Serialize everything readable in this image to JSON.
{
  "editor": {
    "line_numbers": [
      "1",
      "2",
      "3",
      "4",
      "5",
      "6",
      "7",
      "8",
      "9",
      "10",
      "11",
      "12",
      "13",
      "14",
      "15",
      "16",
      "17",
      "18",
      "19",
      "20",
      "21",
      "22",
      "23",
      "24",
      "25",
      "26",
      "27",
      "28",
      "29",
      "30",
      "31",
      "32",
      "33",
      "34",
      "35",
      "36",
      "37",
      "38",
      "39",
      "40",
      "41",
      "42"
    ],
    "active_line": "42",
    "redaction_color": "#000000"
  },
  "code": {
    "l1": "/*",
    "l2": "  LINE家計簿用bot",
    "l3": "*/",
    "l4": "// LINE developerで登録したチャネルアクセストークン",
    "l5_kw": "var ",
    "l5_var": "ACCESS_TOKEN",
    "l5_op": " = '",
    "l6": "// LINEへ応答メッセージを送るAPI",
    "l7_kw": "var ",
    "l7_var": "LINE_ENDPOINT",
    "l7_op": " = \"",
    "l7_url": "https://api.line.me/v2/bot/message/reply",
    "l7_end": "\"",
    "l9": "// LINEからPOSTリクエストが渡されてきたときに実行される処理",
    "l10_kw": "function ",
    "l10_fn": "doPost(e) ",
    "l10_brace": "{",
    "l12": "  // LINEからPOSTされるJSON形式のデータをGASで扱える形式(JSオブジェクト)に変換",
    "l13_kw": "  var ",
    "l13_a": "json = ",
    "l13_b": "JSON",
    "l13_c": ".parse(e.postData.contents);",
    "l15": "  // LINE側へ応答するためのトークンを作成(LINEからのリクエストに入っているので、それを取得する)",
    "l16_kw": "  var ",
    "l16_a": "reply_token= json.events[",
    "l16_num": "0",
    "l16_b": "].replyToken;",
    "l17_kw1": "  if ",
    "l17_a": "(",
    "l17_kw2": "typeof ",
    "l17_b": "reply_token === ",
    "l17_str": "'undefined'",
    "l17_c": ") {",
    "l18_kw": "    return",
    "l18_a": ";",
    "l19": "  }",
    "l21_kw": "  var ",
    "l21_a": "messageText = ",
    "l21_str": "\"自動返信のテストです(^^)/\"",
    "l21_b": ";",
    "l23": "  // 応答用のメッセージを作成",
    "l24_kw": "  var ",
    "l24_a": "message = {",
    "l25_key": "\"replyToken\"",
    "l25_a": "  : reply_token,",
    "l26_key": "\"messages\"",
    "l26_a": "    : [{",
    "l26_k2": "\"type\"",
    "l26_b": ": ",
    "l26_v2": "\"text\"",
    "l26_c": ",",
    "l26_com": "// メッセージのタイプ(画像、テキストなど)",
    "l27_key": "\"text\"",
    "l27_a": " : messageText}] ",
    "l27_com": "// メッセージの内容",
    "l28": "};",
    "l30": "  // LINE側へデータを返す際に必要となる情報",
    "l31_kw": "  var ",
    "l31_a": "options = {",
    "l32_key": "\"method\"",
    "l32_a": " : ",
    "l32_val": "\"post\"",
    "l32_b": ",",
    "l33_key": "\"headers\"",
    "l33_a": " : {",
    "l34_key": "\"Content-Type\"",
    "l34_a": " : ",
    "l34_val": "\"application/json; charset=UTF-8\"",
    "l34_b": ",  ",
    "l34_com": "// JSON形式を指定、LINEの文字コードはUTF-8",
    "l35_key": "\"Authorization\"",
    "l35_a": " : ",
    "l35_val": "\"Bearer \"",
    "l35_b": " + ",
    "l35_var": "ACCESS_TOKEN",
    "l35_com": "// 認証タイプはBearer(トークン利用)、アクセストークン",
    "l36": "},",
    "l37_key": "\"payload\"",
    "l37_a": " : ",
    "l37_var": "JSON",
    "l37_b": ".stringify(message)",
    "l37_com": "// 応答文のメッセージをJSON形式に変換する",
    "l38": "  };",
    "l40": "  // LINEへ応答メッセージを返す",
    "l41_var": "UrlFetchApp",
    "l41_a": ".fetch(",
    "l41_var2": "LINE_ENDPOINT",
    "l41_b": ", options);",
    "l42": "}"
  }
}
▬▬▬
> Written exercise:
Identify each line in the entries with the word "replyToken" and copy it.

> Worked solution:
    "l16_b": "].replyToken;",
    "l25_key": "\"replyToken\"",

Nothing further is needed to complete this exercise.